======== The data

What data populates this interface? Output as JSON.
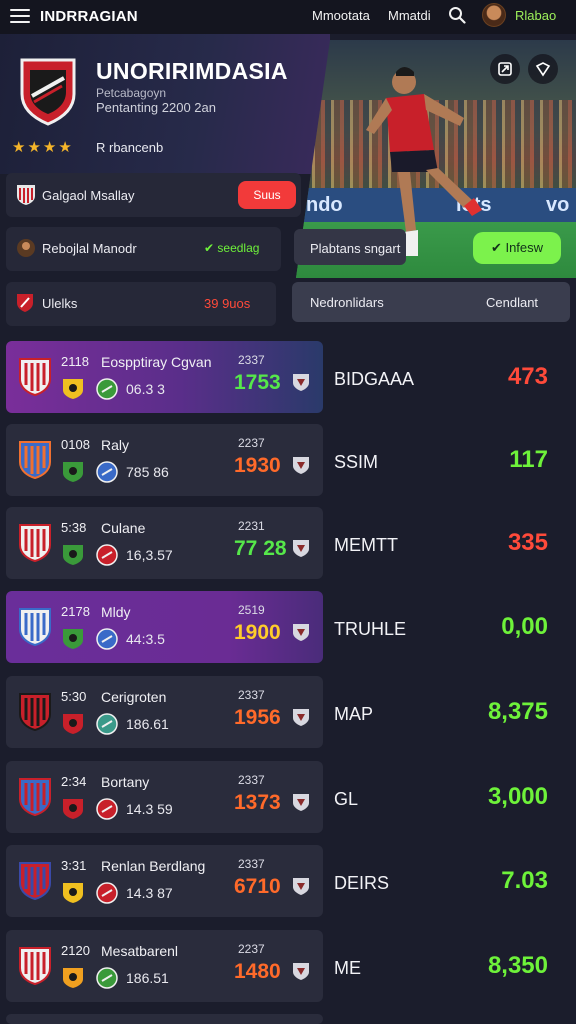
{
  "header": {
    "brand": "INDRRAGIAN",
    "nav": [
      "Mmootata",
      "Mmatdi"
    ],
    "username": "Rlabao"
  },
  "team": {
    "name": "UNORIRIMDASIA",
    "subtitle1": "Petcabagoyn",
    "subtitle2": "Pentanting 2200 2an",
    "stars": "★★★★",
    "star_label": "R rbancenb"
  },
  "photo": {
    "ad_text_1": "ndo",
    "ad_text_2": "iots",
    "ad_text_3": "vo"
  },
  "rows": {
    "r1_label": "Galgaol Msallay",
    "r1_button": "Suus",
    "r2_label": "Rebojlal Manodr",
    "r2_status": "✔ seedlag",
    "r2_right_label": "Plabtans sngart",
    "r2_button": "✔ Infesw",
    "r3_label": "Ulelks",
    "r3_status": "39 9uos",
    "r3_right_label": "Nedronlidars",
    "r3_right_status": "Cendlant"
  },
  "matches": [
    {
      "time": "2118",
      "name": "Eospptiray Cgvan",
      "odds": "06.3 3",
      "small": "2337",
      "score": "1753",
      "score_color": "#56e84a",
      "code": "BIDGAAA",
      "value": "473",
      "value_color": "#ff4a3a"
    },
    {
      "time": "0108",
      "name": "Raly",
      "odds": "785 86",
      "small": "2237",
      "score": "1930",
      "score_color": "#ff6a2a",
      "code": "SSIM",
      "value": "117",
      "value_color": "#6ef23a"
    },
    {
      "time": "5:38",
      "name": "Culane",
      "odds": "16,3.57",
      "small": "2231",
      "score": "77 28",
      "score_color": "#56e84a",
      "code": "MEMTT",
      "value": "335",
      "value_color": "#ff4a3a"
    },
    {
      "time": "2178",
      "name": "Mldy",
      "odds": "44:3.5",
      "small": "2519",
      "score": "1900",
      "score_color": "#ffcc2a",
      "code": "TRUHLE",
      "value": "0,00",
      "value_color": "#6ef23a"
    },
    {
      "time": "5:30",
      "name": "Cerigroten",
      "odds": "186.61",
      "small": "2337",
      "score": "1956",
      "score_color": "#ff6a2a",
      "code": "MAP",
      "value": "8,375",
      "value_color": "#6ef23a"
    },
    {
      "time": "2:34",
      "name": "Bortany",
      "odds": "14.3 59",
      "small": "2337",
      "score": "1373",
      "score_color": "#ff6a2a",
      "code": "GL",
      "value": "3,000",
      "value_color": "#6ef23a"
    },
    {
      "time": "3:31",
      "name": "Renlan Berdlang",
      "odds": "14.3 87",
      "small": "2337",
      "score": "6710",
      "score_color": "#ff6a2a",
      "code": "DEIRS",
      "value": "7.03",
      "value_color": "#6ef23a"
    },
    {
      "time": "2120",
      "name": "Mesatbarenl",
      "odds": "186.51",
      "small": "2237",
      "score": "1480",
      "score_color": "#ff6a2a",
      "code": "ME",
      "value": "8,350",
      "value_color": "#6ef23a"
    }
  ]
}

================

## What to do
Leave the pictures out and reproduce all of the records exactly.

## Task response
What data populates this interface? Output as JSON.
{
  "header": {
    "brand": "INDRRAGIAN",
    "nav": [
      "Mmootata",
      "Mmatdi"
    ],
    "username": "Rlabao"
  },
  "team": {
    "name": "UNORIRIMDASIA",
    "subtitle1": "Petcabagoyn",
    "subtitle2": "Pentanting 2200 2an",
    "stars": "★★★★",
    "star_label": "R rbancenb"
  },
  "photo": {
    "ad_text_1": "ndo",
    "ad_text_2": "iots",
    "ad_text_3": "vo"
  },
  "rows": {
    "r1_label": "Galgaol Msallay",
    "r1_button": "Suus",
    "r2_label": "Rebojlal Manodr",
    "r2_status": "✔ seedlag",
    "r2_right_label": "Plabtans sngart",
    "r2_button": "✔ Infesw",
    "r3_label": "Ulelks",
    "r3_status": "39 9uos",
    "r3_right_label": "Nedronlidars",
    "r3_right_status": "Cendlant"
  },
  "matches": [
    {
      "time": "2118",
      "name": "Eospptiray Cgvan",
      "odds": "06.3 3",
      "small": "2337",
      "score": "1753",
      "score_color": "#56e84a",
      "code": "BIDGAAA",
      "value": "473",
      "value_color": "#ff4a3a"
    },
    {
      "time": "0108",
      "name": "Raly",
      "odds": "785 86",
      "small": "2237",
      "score": "1930",
      "score_color": "#ff6a2a",
      "code": "SSIM",
      "value": "117",
      "value_color": "#6ef23a"
    },
    {
      "time": "5:38",
      "name": "Culane",
      "odds": "16,3.57",
      "small": "2231",
      "score": "77 28",
      "score_color": "#56e84a",
      "code": "MEMTT",
      "value": "335",
      "value_color": "#ff4a3a"
    },
    {
      "time": "2178",
      "name": "Mldy",
      "odds": "44:3.5",
      "small": "2519",
      "score": "1900",
      "score_color": "#ffcc2a",
      "code": "TRUHLE",
      "value": "0,00",
      "value_color": "#6ef23a"
    },
    {
      "time": "5:30",
      "name": "Cerigroten",
      "odds": "186.61",
      "small": "2337",
      "score": "1956",
      "score_color": "#ff6a2a",
      "code": "MAP",
      "value": "8,375",
      "value_color": "#6ef23a"
    },
    {
      "time": "2:34",
      "name": "Bortany",
      "odds": "14.3 59",
      "small": "2337",
      "score": "1373",
      "score_color": "#ff6a2a",
      "code": "GL",
      "value": "3,000",
      "value_color": "#6ef23a"
    },
    {
      "time": "3:31",
      "name": "Renlan Berdlang",
      "odds": "14.3 87",
      "small": "2337",
      "score": "6710",
      "score_color": "#ff6a2a",
      "code": "DEIRS",
      "value": "7.03",
      "value_color": "#6ef23a"
    },
    {
      "time": "2120",
      "name": "Mesatbarenl",
      "odds": "186.51",
      "small": "2237",
      "score": "1480",
      "score_color": "#ff6a2a",
      "code": "ME",
      "value": "8,350",
      "value_color": "#6ef23a"
    }
  ]
}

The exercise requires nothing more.